The exercise
Identify each line below containing the string "JSON" and copy it.

Stored rows
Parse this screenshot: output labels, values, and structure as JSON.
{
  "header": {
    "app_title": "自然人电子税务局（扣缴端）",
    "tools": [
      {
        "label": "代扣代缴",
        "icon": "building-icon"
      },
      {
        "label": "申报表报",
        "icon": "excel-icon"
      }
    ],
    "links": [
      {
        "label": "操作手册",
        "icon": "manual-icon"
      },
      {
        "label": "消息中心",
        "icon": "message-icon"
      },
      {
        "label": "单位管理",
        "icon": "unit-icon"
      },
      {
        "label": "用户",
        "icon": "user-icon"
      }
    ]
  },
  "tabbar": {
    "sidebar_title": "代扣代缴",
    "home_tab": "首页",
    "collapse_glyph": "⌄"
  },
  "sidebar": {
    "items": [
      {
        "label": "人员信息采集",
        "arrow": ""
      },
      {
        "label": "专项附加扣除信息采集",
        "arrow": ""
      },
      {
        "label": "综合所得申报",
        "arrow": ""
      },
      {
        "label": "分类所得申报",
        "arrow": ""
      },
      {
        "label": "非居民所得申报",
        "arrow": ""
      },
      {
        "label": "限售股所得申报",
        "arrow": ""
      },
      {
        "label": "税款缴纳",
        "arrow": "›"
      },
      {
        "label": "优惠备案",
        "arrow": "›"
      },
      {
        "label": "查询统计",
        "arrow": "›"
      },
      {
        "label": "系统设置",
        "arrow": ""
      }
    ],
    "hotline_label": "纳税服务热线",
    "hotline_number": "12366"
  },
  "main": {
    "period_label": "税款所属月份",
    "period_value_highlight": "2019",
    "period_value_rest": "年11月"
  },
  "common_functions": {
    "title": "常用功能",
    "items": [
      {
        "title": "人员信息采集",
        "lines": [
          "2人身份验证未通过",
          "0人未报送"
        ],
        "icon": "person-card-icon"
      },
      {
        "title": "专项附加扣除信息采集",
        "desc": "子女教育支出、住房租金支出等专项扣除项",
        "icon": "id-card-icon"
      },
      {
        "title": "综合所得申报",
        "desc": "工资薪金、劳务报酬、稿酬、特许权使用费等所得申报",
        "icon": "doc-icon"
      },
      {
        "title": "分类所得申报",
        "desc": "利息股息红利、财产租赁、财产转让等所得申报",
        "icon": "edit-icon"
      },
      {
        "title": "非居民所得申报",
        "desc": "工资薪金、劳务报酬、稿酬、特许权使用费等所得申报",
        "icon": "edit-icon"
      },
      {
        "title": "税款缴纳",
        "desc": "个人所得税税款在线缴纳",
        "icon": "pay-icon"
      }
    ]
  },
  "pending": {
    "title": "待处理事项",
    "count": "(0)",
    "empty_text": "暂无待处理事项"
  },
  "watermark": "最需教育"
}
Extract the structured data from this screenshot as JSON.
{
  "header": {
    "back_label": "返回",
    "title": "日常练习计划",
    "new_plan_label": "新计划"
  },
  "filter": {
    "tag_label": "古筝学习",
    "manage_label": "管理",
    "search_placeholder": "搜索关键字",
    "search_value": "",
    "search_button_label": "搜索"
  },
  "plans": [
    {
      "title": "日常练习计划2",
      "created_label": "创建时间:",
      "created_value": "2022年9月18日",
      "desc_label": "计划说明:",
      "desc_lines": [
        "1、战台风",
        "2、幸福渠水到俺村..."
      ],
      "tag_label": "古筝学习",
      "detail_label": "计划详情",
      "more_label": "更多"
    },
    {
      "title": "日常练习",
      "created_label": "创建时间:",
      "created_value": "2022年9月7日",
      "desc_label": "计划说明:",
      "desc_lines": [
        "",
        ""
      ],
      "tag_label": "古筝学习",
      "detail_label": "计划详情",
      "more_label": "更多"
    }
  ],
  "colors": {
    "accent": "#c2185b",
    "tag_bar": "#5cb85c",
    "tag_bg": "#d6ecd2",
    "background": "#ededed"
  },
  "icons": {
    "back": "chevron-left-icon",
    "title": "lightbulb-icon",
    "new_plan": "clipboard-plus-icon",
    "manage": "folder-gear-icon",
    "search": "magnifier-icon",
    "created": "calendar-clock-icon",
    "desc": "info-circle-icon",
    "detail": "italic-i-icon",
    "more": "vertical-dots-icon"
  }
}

Response to the task
Parse this screenshot: output labels, values, and structure as JSON.
Extract the structured data from this screenshot as JSON.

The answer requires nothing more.